[Saved entries]

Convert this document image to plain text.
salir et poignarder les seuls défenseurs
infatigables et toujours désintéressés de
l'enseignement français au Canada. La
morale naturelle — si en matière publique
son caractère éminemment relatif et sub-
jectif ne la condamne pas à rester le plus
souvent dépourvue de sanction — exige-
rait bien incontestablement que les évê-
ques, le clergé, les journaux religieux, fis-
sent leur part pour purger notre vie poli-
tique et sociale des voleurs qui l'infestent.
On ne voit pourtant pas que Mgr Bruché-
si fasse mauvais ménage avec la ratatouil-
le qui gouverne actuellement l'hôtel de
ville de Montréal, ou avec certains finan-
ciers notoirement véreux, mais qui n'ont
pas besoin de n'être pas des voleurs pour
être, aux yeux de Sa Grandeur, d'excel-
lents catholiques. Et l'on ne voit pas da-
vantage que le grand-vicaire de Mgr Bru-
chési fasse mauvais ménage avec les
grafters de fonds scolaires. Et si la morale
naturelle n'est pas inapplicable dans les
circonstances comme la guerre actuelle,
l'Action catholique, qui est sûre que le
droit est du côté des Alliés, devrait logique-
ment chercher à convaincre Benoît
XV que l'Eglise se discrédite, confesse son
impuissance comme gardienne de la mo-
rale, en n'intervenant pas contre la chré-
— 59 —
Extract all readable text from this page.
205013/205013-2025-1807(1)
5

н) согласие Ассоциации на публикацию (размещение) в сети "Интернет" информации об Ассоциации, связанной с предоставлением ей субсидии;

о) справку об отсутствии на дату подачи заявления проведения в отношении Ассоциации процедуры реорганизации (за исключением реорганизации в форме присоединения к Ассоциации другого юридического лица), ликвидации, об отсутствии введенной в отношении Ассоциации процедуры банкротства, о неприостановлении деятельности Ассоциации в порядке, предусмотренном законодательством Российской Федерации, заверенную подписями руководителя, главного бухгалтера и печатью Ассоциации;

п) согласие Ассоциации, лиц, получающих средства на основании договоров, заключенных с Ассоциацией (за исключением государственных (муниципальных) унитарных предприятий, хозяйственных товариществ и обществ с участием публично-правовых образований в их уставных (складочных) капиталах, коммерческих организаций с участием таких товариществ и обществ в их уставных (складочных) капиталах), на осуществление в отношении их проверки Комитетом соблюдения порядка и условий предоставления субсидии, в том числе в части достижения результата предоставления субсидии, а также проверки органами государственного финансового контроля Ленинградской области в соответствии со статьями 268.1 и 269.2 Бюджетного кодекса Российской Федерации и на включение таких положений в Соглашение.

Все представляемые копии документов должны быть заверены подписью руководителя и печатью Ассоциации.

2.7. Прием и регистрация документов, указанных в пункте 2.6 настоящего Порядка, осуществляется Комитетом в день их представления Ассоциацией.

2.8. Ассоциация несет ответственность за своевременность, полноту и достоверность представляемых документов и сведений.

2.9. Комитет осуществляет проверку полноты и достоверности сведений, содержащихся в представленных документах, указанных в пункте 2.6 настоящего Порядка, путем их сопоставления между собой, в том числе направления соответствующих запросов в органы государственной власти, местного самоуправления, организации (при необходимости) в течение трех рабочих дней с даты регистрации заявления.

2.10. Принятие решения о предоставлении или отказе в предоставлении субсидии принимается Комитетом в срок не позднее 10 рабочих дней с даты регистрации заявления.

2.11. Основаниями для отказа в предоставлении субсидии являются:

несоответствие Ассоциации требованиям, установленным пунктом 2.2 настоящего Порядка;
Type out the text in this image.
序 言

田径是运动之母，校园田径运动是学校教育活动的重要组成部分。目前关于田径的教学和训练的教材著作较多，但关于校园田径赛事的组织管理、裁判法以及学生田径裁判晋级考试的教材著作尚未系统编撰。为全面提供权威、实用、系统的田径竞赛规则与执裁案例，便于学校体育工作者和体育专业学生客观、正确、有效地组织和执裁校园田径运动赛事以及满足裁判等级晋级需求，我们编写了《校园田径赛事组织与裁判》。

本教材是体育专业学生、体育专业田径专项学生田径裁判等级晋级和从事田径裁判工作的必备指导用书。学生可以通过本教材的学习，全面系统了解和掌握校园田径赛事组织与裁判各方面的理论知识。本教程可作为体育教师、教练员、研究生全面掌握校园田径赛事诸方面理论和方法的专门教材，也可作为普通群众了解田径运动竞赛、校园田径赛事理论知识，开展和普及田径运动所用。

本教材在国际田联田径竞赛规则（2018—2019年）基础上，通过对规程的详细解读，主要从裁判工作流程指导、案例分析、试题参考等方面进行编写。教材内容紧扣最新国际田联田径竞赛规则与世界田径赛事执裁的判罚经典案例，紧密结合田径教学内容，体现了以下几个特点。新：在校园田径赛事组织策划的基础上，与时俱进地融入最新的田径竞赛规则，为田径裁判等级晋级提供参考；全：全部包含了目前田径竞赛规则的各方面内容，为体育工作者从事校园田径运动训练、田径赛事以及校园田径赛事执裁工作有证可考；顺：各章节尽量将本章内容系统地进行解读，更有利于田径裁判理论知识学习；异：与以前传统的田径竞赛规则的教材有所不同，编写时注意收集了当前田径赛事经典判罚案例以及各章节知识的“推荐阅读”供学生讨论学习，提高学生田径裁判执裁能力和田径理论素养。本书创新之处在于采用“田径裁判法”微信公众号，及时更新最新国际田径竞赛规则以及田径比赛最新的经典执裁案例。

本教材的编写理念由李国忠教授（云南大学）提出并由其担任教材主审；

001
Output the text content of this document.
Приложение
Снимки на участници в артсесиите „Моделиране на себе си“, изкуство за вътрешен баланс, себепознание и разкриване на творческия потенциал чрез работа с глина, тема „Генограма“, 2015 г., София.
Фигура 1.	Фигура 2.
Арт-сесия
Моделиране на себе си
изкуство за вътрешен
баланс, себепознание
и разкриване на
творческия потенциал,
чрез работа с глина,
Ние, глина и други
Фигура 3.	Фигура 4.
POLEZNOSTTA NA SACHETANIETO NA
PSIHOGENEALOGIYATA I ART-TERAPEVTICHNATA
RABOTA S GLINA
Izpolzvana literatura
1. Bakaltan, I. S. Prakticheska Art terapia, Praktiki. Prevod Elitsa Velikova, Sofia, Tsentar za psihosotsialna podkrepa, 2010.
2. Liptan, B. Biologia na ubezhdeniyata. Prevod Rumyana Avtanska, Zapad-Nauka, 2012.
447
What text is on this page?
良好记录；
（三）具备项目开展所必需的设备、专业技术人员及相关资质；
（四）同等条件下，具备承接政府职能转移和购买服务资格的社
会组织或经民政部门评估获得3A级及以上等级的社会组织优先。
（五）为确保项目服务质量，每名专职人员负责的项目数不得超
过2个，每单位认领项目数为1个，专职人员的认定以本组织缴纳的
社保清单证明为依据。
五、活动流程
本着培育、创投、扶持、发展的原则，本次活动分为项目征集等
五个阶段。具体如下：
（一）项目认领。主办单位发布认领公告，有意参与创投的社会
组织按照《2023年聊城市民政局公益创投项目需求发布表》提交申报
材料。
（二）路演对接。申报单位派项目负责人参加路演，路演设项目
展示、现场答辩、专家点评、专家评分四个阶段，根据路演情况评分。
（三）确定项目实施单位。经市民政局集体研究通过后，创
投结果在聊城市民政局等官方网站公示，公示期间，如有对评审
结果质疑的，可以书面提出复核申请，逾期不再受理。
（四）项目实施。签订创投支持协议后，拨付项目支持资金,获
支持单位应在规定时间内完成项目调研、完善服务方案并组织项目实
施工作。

- YOUR OBJECTIVE: Reproduce every record, matching each line exactly.

- THE RESPONSE:
Convert this document image to plain text.
salir et poignarder les seuls défenseurs
infatigables et toujours désintéressés de
l'enseignement français au Canada. La
morale naturelle — si en matière publique
son caractère éminemment relatif et sub-
jectif ne la condamne pas à rester le plus
souvent dépourvue de sanction — exige-
rait bien incontestablement que les évê-
ques, le clergé, les journaux religieux, fis-
sent leur part pour purger notre vie poli-
tique et sociale des voleurs qui l'infestent.
On ne voit pourtant pas que Mgr Bruché-
si fasse mauvais ménage avec la ratatouil-
le qui gouverne actuellement l'hôtel de
ville de Montréal, ou avec certains finan-
ciers notoirement véreux, mais qui n'ont
pas besoin de n'être pas des voleurs pour
être, aux yeux de Sa Grandeur, d'excel-
lents catholiques. Et l'on ne voit pas da-
vantage que le grand-vicaire de Mgr Bru-
chési fasse mauvais ménage avec les
grafters de fonds scolaires. Et si la morale
naturelle n'est pas inapplicable dans les
circonstances comme la guerre actuelle,
l'Action catholique, qui est sûre que le
droit est du côté des Alliés, devrait logique-
ment chercher à convaincre Benoît
XV que l'Eglise se discrédite, confesse son
impuissance comme gardienne de la mo-
rale, en n'intervenant pas contre la chré-
— 59 —
Extract all readable text from this page.
205013/205013-2025-1807(1)
5

н) согласие Ассоциации на публикацию (размещение) в сети "Интернет" информации об Ассоциации, связанной с предоставлением ей субсидии;

о) справку об отсутствии на дату подачи заявления проведения в отношении Ассоциации процедуры реорганизации (за исключением реорганизации в форме присоединения к Ассоциации другого юридического лица), ликвидации, об отсутствии введенной в отношении Ассоциации процедуры банкротства, о неприостановлении деятельности Ассоциации в порядке, предусмотренном законодательством Российской Федерации, заверенную подписями руководителя, главного бухгалтера и печатью Ассоциации;

п) согласие Ассоциации, лиц, получающих средства на основании договоров, заключенных с Ассоциацией (за исключением государственных (муниципальных) унитарных предприятий, хозяйственных товариществ и обществ с участием публично-правовых образований в их уставных (складочных) капиталах, коммерческих организаций с участием таких товариществ и обществ в их уставных (складочных) капиталах), на осуществление в отношении их проверки Комитетом соблюдения порядка и условий предоставления субсидии, в том числе в части достижения результата предоставления субсидии, а также проверки органами государственного финансового контроля Ленинградской области в соответствии со статьями 268.1 и 269.2 Бюджетного кодекса Российской Федерации и на включение таких положений в Соглашение.

Все представляемые копии документов должны быть заверены подписью руководителя и печатью Ассоциации.

2.7. Прием и регистрация документов, указанных в пункте 2.6 настоящего Порядка, осуществляется Комитетом в день их представления Ассоциацией.

2.8. Ассоциация несет ответственность за своевременность, полноту и достоверность представляемых документов и сведений.

2.9. Комитет осуществляет проверку полноты и достоверности сведений, содержащихся в представленных документах, указанных в пункте 2.6 настоящего Порядка, путем их сопоставления между собой, в том числе направления соответствующих запросов в органы государственной власти, местного самоуправления, организации (при необходимости) в течение трех рабочих дней с даты регистрации заявления.

2.10. Принятие решения о предоставлении или отказе в предоставлении субсидии принимается Комитетом в срок не позднее 10 рабочих дней с даты регистрации заявления.

2.11. Основаниями для отказа в предоставлении субсидии являются:

несоответствие Ассоциации требованиям, установленным пунктом 2.2 настоящего Порядка;
Type out the text in this image.
序 言

田径是运动之母，校园田径运动是学校教育活动的重要组成部分。目前关于田径的教学和训练的教材著作较多，但关于校园田径赛事的组织管理、裁判法以及学生田径裁判晋级考试的教材著作尚未系统编撰。为全面提供权威、实用、系统的田径竞赛规则与执裁案例，便于学校体育工作者和体育专业学生客观、正确、有效地组织和执裁校园田径运动赛事以及满足裁判等级晋级需求，我们编写了《校园田径赛事组织与裁判》。

本教材是体育专业学生、体育专业田径专项学生田径裁判等级晋级和从事田径裁判工作的必备指导用书。学生可以通过本教材的学习，全面系统了解和掌握校园田径赛事组织与裁判各方面的理论知识。本教程可作为体育教师、教练员、研究生全面掌握校园田径赛事诸方面理论和方法的专门教材，也可作为普通群众了解田径运动竞赛、校园田径赛事理论知识，开展和普及田径运动所用。

本教材在国际田联田径竞赛规则（2018—2019年）基础上，通过对规程的详细解读，主要从裁判工作流程指导、案例分析、试题参考等方面进行编写。教材内容紧扣最新国际田联田径竞赛规则与世界田径赛事执裁的判罚经典案例，紧密结合田径教学内容，体现了以下几个特点。新：在校园田径赛事组织策划的基础上，与时俱进地融入最新的田径竞赛规则，为田径裁判等级晋级提供参考；全：全部包含了目前田径竞赛规则的各方面内容，为体育工作者从事校园田径运动训练、田径赛事以及校园田径赛事执裁工作有证可考；顺：各章节尽量将本章内容系统地进行解读，更有利于田径裁判理论知识学习；异：与以前传统的田径竞赛规则的教材有所不同，编写时注意收集了当前田径赛事经典判罚案例以及各章节知识的“推荐阅读”供学生讨论学习，提高学生田径裁判执裁能力和田径理论素养。本书创新之处在于采用“田径裁判法”微信公众号，及时更新最新国际田径竞赛规则以及田径比赛最新的经典执裁案例。

本教材的编写理念由李国忠教授（云南大学）提出并由其担任教材主审；

001
Output the text content of this document.
Приложение
Снимки на участници в артсесиите „Моделиране на себе си“, изкуство за вътрешен баланс, себепознание и разкриване на творческия потенциал чрез работа с глина, тема „Генограма“, 2015 г., София.
Фигура 1.	Фигура 2.
Арт-сесия
Моделиране на себе си
изкуство за вътрешен
баланс, себепознание
и разкриване на
творческия потенциал,
чрез работа с глина,
Ние, глина и други
Фигура 3.	Фигура 4.
POLEZNOSTTA NA SACHETANIETO NA
PSIHOGENEALOGIYATA I ART-TERAPEVTICHNATA
RABOTA S GLINA
Izpolzvana literatura
1. Bakaltan, I. S. Prakticheska Art terapia, Praktiki. Prevod Elitsa Velikova, Sofia, Tsentar za psihosotsialna podkrepa, 2010.
2. Liptan, B. Biologia na ubezhdeniyata. Prevod Rumyana Avtanska, Zapad-Nauka, 2012.
447
What text is on this page?
良好记录；
（三）具备项目开展所必需的设备、专业技术人员及相关资质；
（四）同等条件下，具备承接政府职能转移和购买服务资格的社
会组织或经民政部门评估获得3A级及以上等级的社会组织优先。
（五）为确保项目服务质量，每名专职人员负责的项目数不得超
过2个，每单位认领项目数为1个，专职人员的认定以本组织缴纳的
社保清单证明为依据。
五、活动流程
本着培育、创投、扶持、发展的原则，本次活动分为项目征集等
五个阶段。具体如下：
（一）项目认领。主办单位发布认领公告，有意参与创投的社会
组织按照《2023年聊城市民政局公益创投项目需求发布表》提交申报
材料。
（二）路演对接。申报单位派项目负责人参加路演，路演设项目
展示、现场答辩、专家点评、专家评分四个阶段，根据路演情况评分。
（三）确定项目实施单位。经市民政局集体研究通过后，创
投结果在聊城市民政局等官方网站公示，公示期间，如有对评审
结果质疑的，可以书面提出复核申请，逾期不再受理。
（四）项目实施。签订创投支持协议后，拨付项目支持资金,获
支持单位应在规定时间内完成项目调研、完善服务方案并组织项目实
施工作。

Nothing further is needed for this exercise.